**Problem requirements**
Return all of the entries exactly as written.

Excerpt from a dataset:
begin

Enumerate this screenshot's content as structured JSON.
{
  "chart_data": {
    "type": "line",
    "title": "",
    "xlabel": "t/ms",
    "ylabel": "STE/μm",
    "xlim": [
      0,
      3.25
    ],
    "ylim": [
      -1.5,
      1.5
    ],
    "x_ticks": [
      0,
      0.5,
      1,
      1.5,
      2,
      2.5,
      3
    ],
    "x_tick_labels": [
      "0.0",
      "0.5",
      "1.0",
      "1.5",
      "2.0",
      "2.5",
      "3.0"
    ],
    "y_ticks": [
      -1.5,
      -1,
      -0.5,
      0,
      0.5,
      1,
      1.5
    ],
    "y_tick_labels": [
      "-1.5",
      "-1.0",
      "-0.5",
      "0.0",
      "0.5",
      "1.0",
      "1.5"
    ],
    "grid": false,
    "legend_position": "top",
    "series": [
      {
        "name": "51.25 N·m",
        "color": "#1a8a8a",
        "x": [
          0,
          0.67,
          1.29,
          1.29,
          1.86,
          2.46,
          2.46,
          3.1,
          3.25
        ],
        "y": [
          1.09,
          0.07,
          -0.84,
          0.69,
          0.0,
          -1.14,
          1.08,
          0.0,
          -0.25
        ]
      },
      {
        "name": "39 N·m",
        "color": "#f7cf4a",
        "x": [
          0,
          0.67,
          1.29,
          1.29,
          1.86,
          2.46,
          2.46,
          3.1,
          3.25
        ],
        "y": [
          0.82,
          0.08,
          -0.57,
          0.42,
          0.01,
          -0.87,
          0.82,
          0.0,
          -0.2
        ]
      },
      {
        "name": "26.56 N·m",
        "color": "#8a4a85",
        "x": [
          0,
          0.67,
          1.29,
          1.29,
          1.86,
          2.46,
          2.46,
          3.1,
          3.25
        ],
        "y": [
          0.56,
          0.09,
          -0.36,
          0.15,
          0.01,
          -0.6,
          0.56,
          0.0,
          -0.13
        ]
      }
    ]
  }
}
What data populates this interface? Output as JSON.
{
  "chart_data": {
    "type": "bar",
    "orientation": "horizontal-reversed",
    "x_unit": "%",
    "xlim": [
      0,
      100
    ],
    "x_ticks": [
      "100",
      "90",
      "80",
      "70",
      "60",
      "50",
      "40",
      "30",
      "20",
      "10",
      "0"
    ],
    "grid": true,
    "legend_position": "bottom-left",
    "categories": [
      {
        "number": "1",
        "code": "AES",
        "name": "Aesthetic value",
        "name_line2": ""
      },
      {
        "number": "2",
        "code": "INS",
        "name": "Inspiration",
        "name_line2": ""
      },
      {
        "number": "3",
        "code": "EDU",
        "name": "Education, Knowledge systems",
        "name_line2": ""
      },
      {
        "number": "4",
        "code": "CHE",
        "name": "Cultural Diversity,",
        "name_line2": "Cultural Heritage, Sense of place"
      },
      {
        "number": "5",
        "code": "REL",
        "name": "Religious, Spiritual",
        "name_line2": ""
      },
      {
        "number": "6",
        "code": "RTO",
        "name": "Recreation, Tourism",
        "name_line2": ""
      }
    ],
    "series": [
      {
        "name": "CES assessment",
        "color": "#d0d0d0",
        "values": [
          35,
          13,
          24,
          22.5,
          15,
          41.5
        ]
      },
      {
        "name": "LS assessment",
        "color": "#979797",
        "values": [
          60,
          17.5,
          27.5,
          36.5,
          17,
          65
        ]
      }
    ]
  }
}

end

**Expected answer**
Enumerate this screenshot's content as structured JSON.
{
  "chart_data": {
    "type": "line",
    "title": "",
    "xlabel": "t/ms",
    "ylabel": "STE/μm",
    "xlim": [
      0,
      3.25
    ],
    "ylim": [
      -1.5,
      1.5
    ],
    "x_ticks": [
      0,
      0.5,
      1,
      1.5,
      2,
      2.5,
      3
    ],
    "x_tick_labels": [
      "0.0",
      "0.5",
      "1.0",
      "1.5",
      "2.0",
      "2.5",
      "3.0"
    ],
    "y_ticks": [
      -1.5,
      -1,
      -0.5,
      0,
      0.5,
      1,
      1.5
    ],
    "y_tick_labels": [
      "-1.5",
      "-1.0",
      "-0.5",
      "0.0",
      "0.5",
      "1.0",
      "1.5"
    ],
    "grid": false,
    "legend_position": "top",
    "series": [
      {
        "name": "51.25 N·m",
        "color": "#1a8a8a",
        "x": [
          0,
          0.67,
          1.29,
          1.29,
          1.86,
          2.46,
          2.46,
          3.1,
          3.25
        ],
        "y": [
          1.09,
          0.07,
          -0.84,
          0.69,
          0.0,
          -1.14,
          1.08,
          0.0,
          -0.25
        ]
      },
      {
        "name": "39 N·m",
        "color": "#f7cf4a",
        "x": [
          0,
          0.67,
          1.29,
          1.29,
          1.86,
          2.46,
          2.46,
          3.1,
          3.25
        ],
        "y": [
          0.82,
          0.08,
          -0.57,
          0.42,
          0.01,
          -0.87,
          0.82,
          0.0,
          -0.2
        ]
      },
      {
        "name": "26.56 N·m",
        "color": "#8a4a85",
        "x": [
          0,
          0.67,
          1.29,
          1.29,
          1.86,
          2.46,
          2.46,
          3.1,
          3.25
        ],
        "y": [
          0.56,
          0.09,
          -0.36,
          0.15,
          0.01,
          -0.6,
          0.56,
          0.0,
          -0.13
        ]
      }
    ]
  }
}
What data populates this interface? Output as JSON.
{
  "chart_data": {
    "type": "bar",
    "orientation": "horizontal-reversed",
    "x_unit": "%",
    "xlim": [
      0,
      100
    ],
    "x_ticks": [
      "100",
      "90",
      "80",
      "70",
      "60",
      "50",
      "40",
      "30",
      "20",
      "10",
      "0"
    ],
    "grid": true,
    "legend_position": "bottom-left",
    "categories": [
      {
        "number": "1",
        "code": "AES",
        "name": "Aesthetic value",
        "name_line2": ""
      },
      {
        "number": "2",
        "code": "INS",
        "name": "Inspiration",
        "name_line2": ""
      },
      {
        "number": "3",
        "code": "EDU",
        "name": "Education, Knowledge systems",
        "name_line2": ""
      },
      {
        "number": "4",
        "code": "CHE",
        "name": "Cultural Diversity,",
        "name_line2": "Cultural Heritage, Sense of place"
      },
      {
        "number": "5",
        "code": "REL",
        "name": "Religious, Spiritual",
        "name_line2": ""
      },
      {
        "number": "6",
        "code": "RTO",
        "name": "Recreation, Tourism",
        "name_line2": ""
      }
    ],
    "series": [
      {
        "name": "CES assessment",
        "color": "#d0d0d0",
        "values": [
          35,
          13,
          24,
          22.5,
          15,
          41.5
        ]
      },
      {
        "name": "LS assessment",
        "color": "#979797",
        "values": [
          60,
          17.5,
          27.5,
          36.5,
          17,
          65
        ]
      }
    ]
  }
}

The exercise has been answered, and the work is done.